◆ **OBJECTIVE**
From the listing below, return each line that includes "Centers".

◆ **STORED DATA**

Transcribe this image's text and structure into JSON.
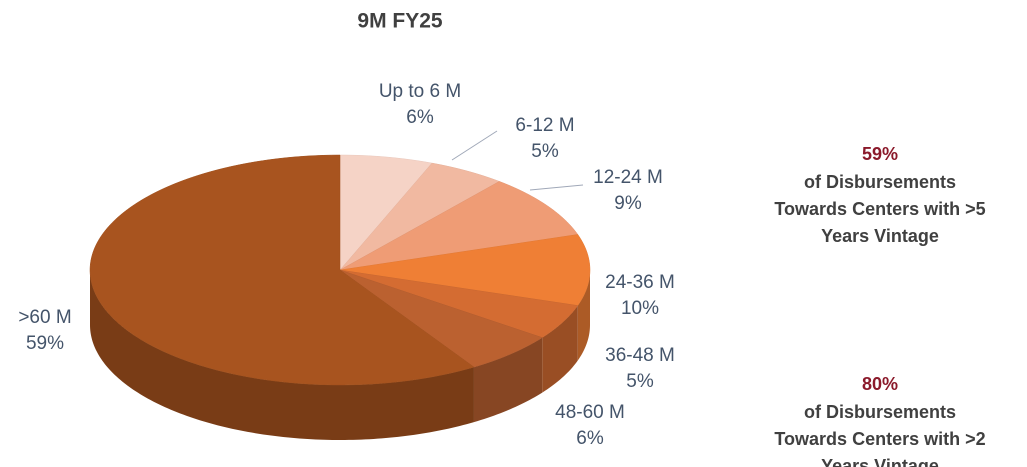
{
  "chart_data": {
    "type": "pie",
    "title": "9M FY25",
    "categories": [
      "Up to 6 M",
      "6-12 M",
      "12-24 M",
      "24-36 M",
      "36-48 M",
      "48-60 M",
      ">60 M"
    ],
    "values": [
      6,
      5,
      9,
      10,
      5,
      6,
      59
    ],
    "value_labels": [
      "6%",
      "5%",
      "9%",
      "10%",
      "5%",
      "6%",
      "59%"
    ],
    "colors": [
      "#f5d3c6",
      "#f1b9a1",
      "#ef9c75",
      "#ef7f35",
      "#d46c32",
      "#bb6130",
      "#a8541f"
    ],
    "annotations": [
      {
        "value": "59%",
        "lines": [
          "of Disbursements",
          "Towards Centers with >5",
          "Years Vintage"
        ]
      },
      {
        "value": "80%",
        "lines": [
          "of Disbursements",
          "Towards Centers with >2",
          "Years Vintage"
        ]
      }
    ]
  }
}
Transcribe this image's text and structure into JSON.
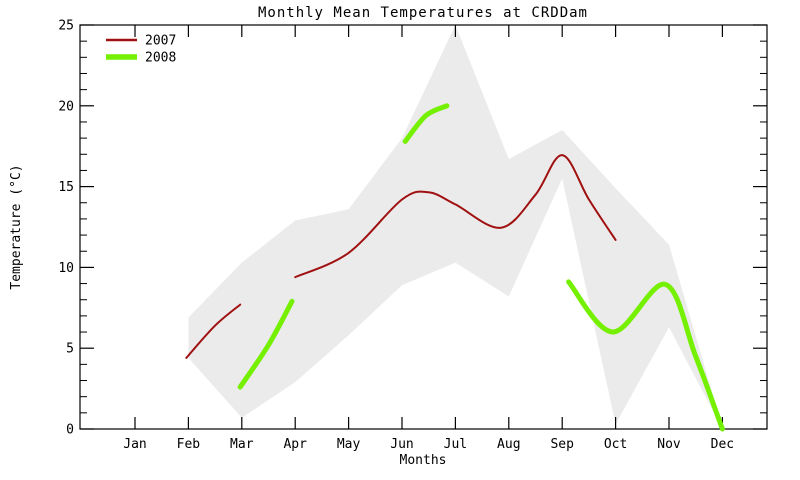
{
  "chart_data": {
    "type": "line",
    "title": "Monthly Mean Temperatures at CRDDam",
    "xlabel": "Months",
    "ylabel": "Temperature (°C)",
    "ylim": [
      0,
      25
    ],
    "y_major_ticks": [
      0,
      5,
      10,
      15,
      20,
      25
    ],
    "y_minor_step": 1,
    "months": [
      "Jan",
      "Feb",
      "Mar",
      "Apr",
      "May",
      "Jun",
      "Jul",
      "Aug",
      "Sep",
      "Oct",
      "Nov",
      "Dec"
    ],
    "grid": false,
    "legend_position": "top-left",
    "axis_color": "#000000",
    "background_color": "#ffffff",
    "series": [
      {
        "name": "2007",
        "color": "#a01010",
        "line_width": 2,
        "monthly_values": {
          "Feb": 4.5,
          "Mar": 7.7,
          "Apr": 9.4,
          "May": 10.9,
          "Jun": 14.2,
          "Jul": 13.9,
          "Aug": 12.6,
          "Sep": 17.0,
          "Oct": 11.7
        },
        "segments": [
          [
            [
              1.96,
              4.4
            ],
            [
              2.5,
              6.4
            ],
            [
              2.97,
              7.7
            ]
          ],
          [
            [
              4.0,
              9.4
            ],
            [
              5.0,
              10.9
            ],
            [
              6.0,
              14.2
            ],
            [
              6.5,
              14.65
            ],
            [
              7.0,
              13.9
            ],
            [
              7.85,
              12.45
            ],
            [
              8.5,
              14.5
            ],
            [
              9.0,
              16.95
            ],
            [
              9.5,
              14.2
            ],
            [
              10.0,
              11.7
            ]
          ]
        ]
      },
      {
        "name": "2008",
        "color": "#74f000",
        "line_width": 5,
        "monthly_values": {
          "Mar": 2.6,
          "Apr": 7.9,
          "Jun": 17.8,
          "Jul": 20.0,
          "Sep": 9.1,
          "Oct": 6.0,
          "Nov": 9.0,
          "Dec": 0.0
        },
        "segments": [
          [
            [
              2.97,
              2.6
            ],
            [
              3.5,
              5.2
            ],
            [
              3.94,
              7.9
            ]
          ],
          [
            [
              6.06,
              17.8
            ],
            [
              6.45,
              19.4
            ],
            [
              6.84,
              20.0
            ]
          ],
          [
            [
              9.12,
              9.1
            ],
            [
              9.95,
              6.0
            ],
            [
              10.93,
              8.95
            ],
            [
              11.5,
              4.5
            ],
            [
              12.0,
              0.0
            ]
          ]
        ]
      }
    ],
    "envelope": {
      "color": "#ebebeb",
      "points": [
        {
          "month": 2,
          "low": 4.4,
          "high": 6.9
        },
        {
          "month": 3,
          "low": 0.7,
          "high": 10.3
        },
        {
          "month": 4,
          "low": 2.9,
          "high": 12.9
        },
        {
          "month": 5,
          "low": 5.8,
          "high": 13.6
        },
        {
          "month": 6,
          "low": 8.9,
          "high": 18.0
        },
        {
          "month": 7,
          "low": 10.3,
          "high": 25.0
        },
        {
          "month": 8,
          "low": 8.2,
          "high": 16.7
        },
        {
          "month": 9,
          "low": 15.5,
          "high": 18.5
        },
        {
          "month": 10,
          "low": 0.3,
          "high": 14.9
        },
        {
          "month": 11,
          "low": 6.3,
          "high": 11.4
        },
        {
          "month": 12,
          "low": 0.0,
          "high": 0.1
        }
      ]
    }
  }
}
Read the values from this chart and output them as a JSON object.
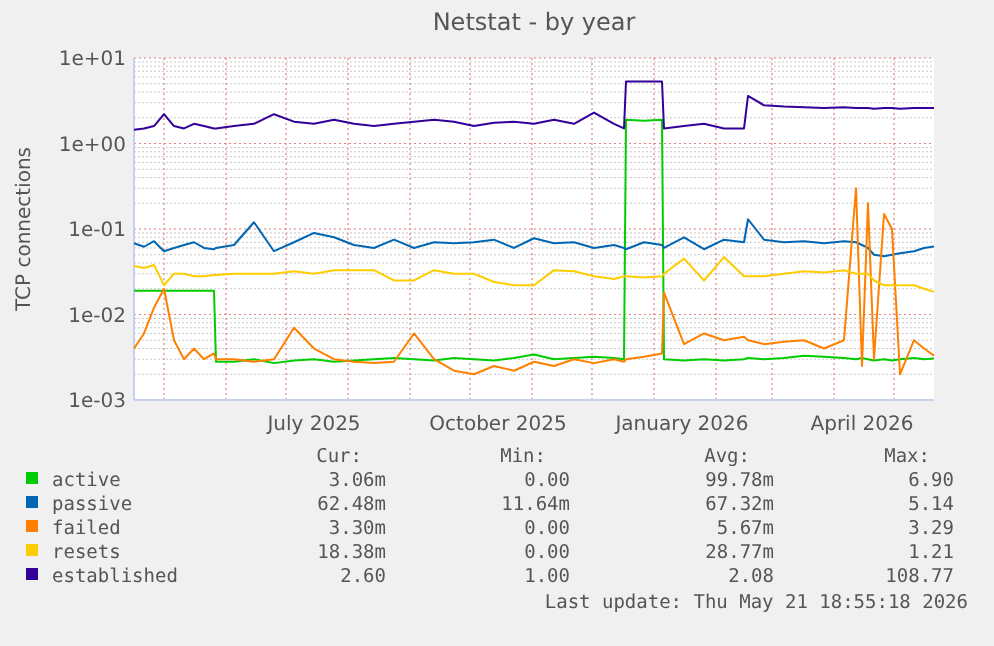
{
  "chart_data": {
    "type": "line",
    "title": "Netstat - by year",
    "ylabel": "TCP connections",
    "log": "y",
    "grid": true,
    "legend": "bottom",
    "xlim": [
      "2025-04-16",
      "2026-05-21"
    ],
    "xticks": [
      {
        "value": "2025-05-01",
        "label": null
      },
      {
        "value": "2025-06-01",
        "label": null
      },
      {
        "value": "2025-07-01",
        "label": null
      },
      {
        "value": "2025-07-15",
        "label": "July 2025"
      },
      {
        "value": "2025-08-01",
        "label": null
      },
      {
        "value": "2025-09-01",
        "label": null
      },
      {
        "value": "2025-10-01",
        "label": null
      },
      {
        "value": "2025-10-15",
        "label": "October 2025"
      },
      {
        "value": "2025-11-01",
        "label": null
      },
      {
        "value": "2025-12-01",
        "label": null
      },
      {
        "value": "2026-01-01",
        "label": null
      },
      {
        "value": "2026-01-15",
        "label": "January 2026"
      },
      {
        "value": "2026-02-01",
        "label": null
      },
      {
        "value": "2026-03-01",
        "label": null
      },
      {
        "value": "2026-04-01",
        "label": null
      },
      {
        "value": "2026-04-15",
        "label": "April 2026"
      },
      {
        "value": "2026-05-01",
        "label": null
      }
    ],
    "ylim": [
      0.001,
      10
    ],
    "yticks": [
      {
        "value": 0.001,
        "label": "1e-03"
      },
      {
        "value": 0.01,
        "label": "1e-02"
      },
      {
        "value": 0.1,
        "label": "1e-01"
      },
      {
        "value": 1,
        "label": "1e+00"
      },
      {
        "value": 10,
        "label": "1e+01"
      }
    ],
    "x": [
      "2025-04-16",
      "2025-04-21",
      "2025-04-26",
      "2025-05-01",
      "2025-05-06",
      "2025-05-11",
      "2025-05-16",
      "2025-05-21",
      "2025-05-26",
      "2025-05-27",
      "2025-06-05",
      "2025-06-15",
      "2025-06-25",
      "2025-07-05",
      "2025-07-15",
      "2025-07-25",
      "2025-08-04",
      "2025-08-14",
      "2025-08-24",
      "2025-09-03",
      "2025-09-13",
      "2025-09-23",
      "2025-10-03",
      "2025-10-13",
      "2025-10-23",
      "2025-11-02",
      "2025-11-12",
      "2025-11-22",
      "2025-12-02",
      "2025-12-12",
      "2025-12-17",
      "2025-12-18",
      "2025-12-27",
      "2026-01-05",
      "2026-01-06",
      "2026-01-16",
      "2026-01-26",
      "2026-02-05",
      "2026-02-15",
      "2026-02-17",
      "2026-02-25",
      "2026-03-07",
      "2026-03-17",
      "2026-03-27",
      "2026-04-06",
      "2026-04-12",
      "2026-04-15",
      "2026-04-18",
      "2026-04-21",
      "2026-04-26",
      "2026-04-30",
      "2026-05-04",
      "2026-05-11",
      "2026-05-16",
      "2026-05-21"
    ],
    "series": [
      {
        "name": "active",
        "color": "#00cc00",
        "values": [
          0.019,
          0.019,
          0.019,
          0.019,
          0.019,
          0.019,
          0.019,
          0.019,
          0.019,
          0.0028,
          0.0028,
          0.003,
          0.0027,
          0.0029,
          0.003,
          0.0028,
          0.0029,
          0.003,
          0.0031,
          0.003,
          0.0029,
          0.0031,
          0.003,
          0.0029,
          0.0031,
          0.0034,
          0.003,
          0.0031,
          0.0032,
          0.0031,
          0.003,
          1.9,
          1.85,
          1.9,
          0.003,
          0.0029,
          0.003,
          0.0029,
          0.003,
          0.0031,
          0.003,
          0.0031,
          0.0033,
          0.0032,
          0.0031,
          0.003,
          0.0031,
          0.003,
          0.0029,
          0.003,
          0.0029,
          0.003,
          0.0031,
          0.003,
          0.00306
        ]
      },
      {
        "name": "passive",
        "color": "#0066b3",
        "values": [
          0.068,
          0.062,
          0.072,
          0.055,
          0.06,
          0.065,
          0.07,
          0.06,
          0.058,
          0.06,
          0.065,
          0.12,
          0.055,
          0.07,
          0.09,
          0.08,
          0.065,
          0.06,
          0.075,
          0.06,
          0.07,
          0.068,
          0.07,
          0.075,
          0.06,
          0.078,
          0.068,
          0.07,
          0.06,
          0.065,
          0.06,
          0.058,
          0.07,
          0.065,
          0.06,
          0.08,
          0.058,
          0.075,
          0.07,
          0.13,
          0.075,
          0.07,
          0.072,
          0.068,
          0.072,
          0.07,
          0.065,
          0.06,
          0.05,
          0.048,
          0.05,
          0.052,
          0.055,
          0.06,
          0.0625
        ]
      },
      {
        "name": "failed",
        "color": "#ff8000",
        "values": [
          0.004,
          0.006,
          0.012,
          0.02,
          0.005,
          0.003,
          0.004,
          0.003,
          0.0035,
          0.003,
          0.003,
          0.0028,
          0.003,
          0.007,
          0.004,
          0.003,
          0.0028,
          0.0027,
          0.0028,
          0.006,
          0.003,
          0.0022,
          0.002,
          0.0025,
          0.0022,
          0.0028,
          0.0025,
          0.003,
          0.0027,
          0.003,
          0.0028,
          0.003,
          0.0032,
          0.0035,
          0.018,
          0.0045,
          0.006,
          0.005,
          0.0055,
          0.005,
          0.0045,
          0.0048,
          0.005,
          0.004,
          0.005,
          0.3,
          0.0025,
          0.2,
          0.003,
          0.15,
          0.1,
          0.002,
          0.005,
          0.004,
          0.0033
        ]
      },
      {
        "name": "resets",
        "color": "#ffcc00",
        "values": [
          0.037,
          0.035,
          0.038,
          0.022,
          0.03,
          0.03,
          0.028,
          0.028,
          0.029,
          0.029,
          0.03,
          0.03,
          0.03,
          0.032,
          0.03,
          0.033,
          0.033,
          0.033,
          0.025,
          0.025,
          0.033,
          0.03,
          0.03,
          0.024,
          0.022,
          0.022,
          0.033,
          0.032,
          0.028,
          0.026,
          0.028,
          0.028,
          0.027,
          0.028,
          0.03,
          0.045,
          0.025,
          0.047,
          0.028,
          0.028,
          0.028,
          0.03,
          0.032,
          0.031,
          0.033,
          0.03,
          0.03,
          0.03,
          0.025,
          0.022,
          0.022,
          0.022,
          0.022,
          0.02,
          0.0184
        ]
      },
      {
        "name": "established",
        "color": "#330099",
        "values": [
          1.45,
          1.5,
          1.6,
          2.2,
          1.6,
          1.5,
          1.7,
          1.6,
          1.5,
          1.5,
          1.6,
          1.7,
          2.2,
          1.8,
          1.7,
          1.9,
          1.7,
          1.6,
          1.7,
          1.8,
          1.9,
          1.8,
          1.6,
          1.75,
          1.8,
          1.7,
          1.9,
          1.7,
          2.3,
          1.7,
          1.5,
          5.3,
          5.3,
          5.3,
          1.5,
          1.6,
          1.7,
          1.5,
          1.5,
          3.6,
          2.8,
          2.7,
          2.65,
          2.6,
          2.65,
          2.6,
          2.6,
          2.6,
          2.55,
          2.6,
          2.6,
          2.55,
          2.6,
          2.6,
          2.6
        ]
      }
    ],
    "annotations": [
      "Cur:",
      "Min:",
      "Avg:",
      "Max:",
      "3.06m",
      "0.00",
      "99.78m",
      "6.90",
      "62.48m",
      "11.64m",
      "67.32m",
      "5.14",
      "3.30m",
      "0.00",
      "5.67m",
      "3.29",
      "18.38m",
      "0.00",
      "28.77m",
      "1.21",
      "2.60",
      "1.00",
      "2.08",
      "108.77",
      "Last update: Thu May 21 18:55:18 2026"
    ]
  }
}
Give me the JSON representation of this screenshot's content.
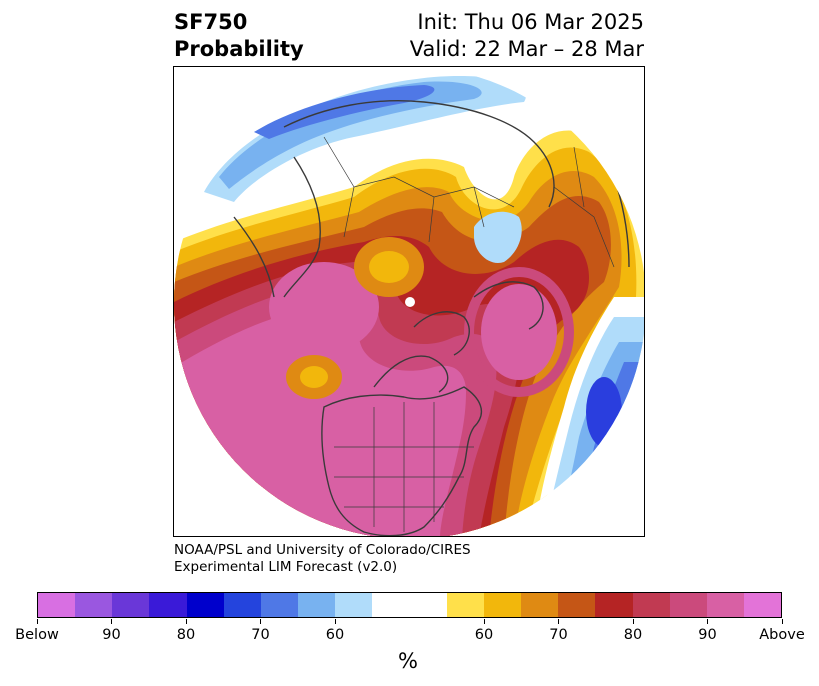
{
  "title": {
    "left_line1": "SF750",
    "left_line2": "Probability",
    "right_line1": "Init: Thu 06 Mar 2025",
    "right_line2": "Valid: 22 Mar – 28 Mar"
  },
  "credit": {
    "line1": "NOAA/PSL and University of Colorado/CIRES",
    "line2": "Experimental LIM Forecast (v2.0)"
  },
  "colorbar": {
    "colors": [
      "#d86fe2",
      "#9a57e0",
      "#6a37d8",
      "#3a1ad8",
      "#0000cc",
      "#2444dd",
      "#4f78e6",
      "#78b2f0",
      "#b0dcfa",
      "#ffffff",
      "#ffffff",
      "#ffe04a",
      "#f2b70c",
      "#df8a13",
      "#c55616",
      "#b52424",
      "#c13a52",
      "#cb4a7c",
      "#d860a4",
      "#e373d8"
    ],
    "tick_labels": [
      "Below",
      "90",
      "80",
      "70",
      "60",
      "60",
      "70",
      "80",
      "90",
      "Above"
    ],
    "unit": "%"
  },
  "map_colors": {
    "land_outline": "#3a3a3a",
    "deep_blue": "#2a3ede",
    "blue": "#4f78e6",
    "mid_blue": "#78b2f0",
    "light_blue": "#b0dcfa",
    "yellow": "#ffe04a",
    "gold": "#f2b70c",
    "orange": "#df8a13",
    "burnt_orange": "#c55616",
    "red": "#b52424",
    "crimson": "#c13a52",
    "rose": "#cb4a7c",
    "pink": "#d860a4"
  }
}
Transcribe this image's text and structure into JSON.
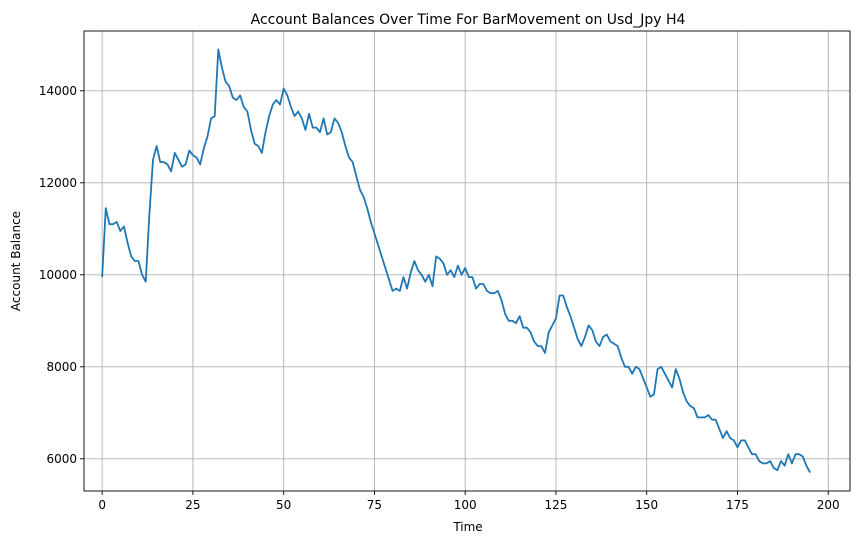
{
  "chart_data": {
    "type": "line",
    "title": "Account Balances Over Time For BarMovement on Usd_Jpy H4",
    "xlabel": "Time",
    "ylabel": "Account Balance",
    "xlim": [
      -5,
      206
    ],
    "ylim": [
      5300,
      15300
    ],
    "xticks": [
      0,
      25,
      50,
      75,
      100,
      125,
      150,
      175,
      200
    ],
    "yticks": [
      6000,
      8000,
      10000,
      12000,
      14000
    ],
    "grid": true,
    "line_color": "#1f77b4",
    "series": [
      {
        "values": [
          9950,
          11450,
          11100,
          11100,
          11150,
          10950,
          11050,
          10700,
          10400,
          10300,
          10300,
          10000,
          9850,
          11300,
          12500,
          12800,
          12450,
          12450,
          12400,
          12250,
          12650,
          12500,
          12350,
          12400,
          12700,
          12600,
          12550,
          12400,
          12750,
          13000,
          13400,
          13450,
          14900,
          14500,
          14200,
          14100,
          13850,
          13800,
          13900,
          13650,
          13550,
          13150,
          12850,
          12800,
          12650,
          13100,
          13450,
          13700,
          13800,
          13700,
          14050,
          13900,
          13650,
          13450,
          13550,
          13400,
          13150,
          13500,
          13200,
          13200,
          13100,
          13400,
          13050,
          13100,
          13400,
          13300,
          13100,
          12800,
          12550,
          12450,
          12150,
          11850,
          11700,
          11450,
          11150,
          10900,
          10650,
          10400,
          10150,
          9900,
          9650,
          9700,
          9650,
          9950,
          9700,
          10050,
          10300,
          10100,
          10000,
          9850,
          10000,
          9750,
          10400,
          10350,
          10250,
          10000,
          10100,
          9950,
          10200,
          10000,
          10150,
          9950,
          9950,
          9700,
          9800,
          9800,
          9650,
          9600,
          9600,
          9650,
          9450,
          9150,
          9000,
          9000,
          8950,
          9100,
          8850,
          8850,
          8750,
          8550,
          8450,
          8450,
          8300,
          8750,
          8900,
          9050,
          9550,
          9550,
          9300,
          9100,
          8850,
          8600,
          8450,
          8650,
          8900,
          8800,
          8550,
          8450,
          8650,
          8700,
          8550,
          8500,
          8450,
          8200,
          8000,
          8000,
          7850,
          8000,
          7950,
          7750,
          7550,
          7350,
          7400,
          7950,
          8000,
          7850,
          7700,
          7550,
          7950,
          7750,
          7450,
          7250,
          7150,
          7100,
          6900,
          6900,
          6900,
          6950,
          6850,
          6850,
          6650,
          6450,
          6600,
          6450,
          6400,
          6250,
          6400,
          6400,
          6250,
          6100,
          6100,
          5950,
          5900,
          5900,
          5950,
          5800,
          5750,
          5950,
          5850,
          6100,
          5900,
          6100,
          6100,
          6050,
          5850,
          5700
        ]
      }
    ]
  }
}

◆ **TASK SOLUTION**
          "Towards Centers with >5",
          "Towards Centers with >2",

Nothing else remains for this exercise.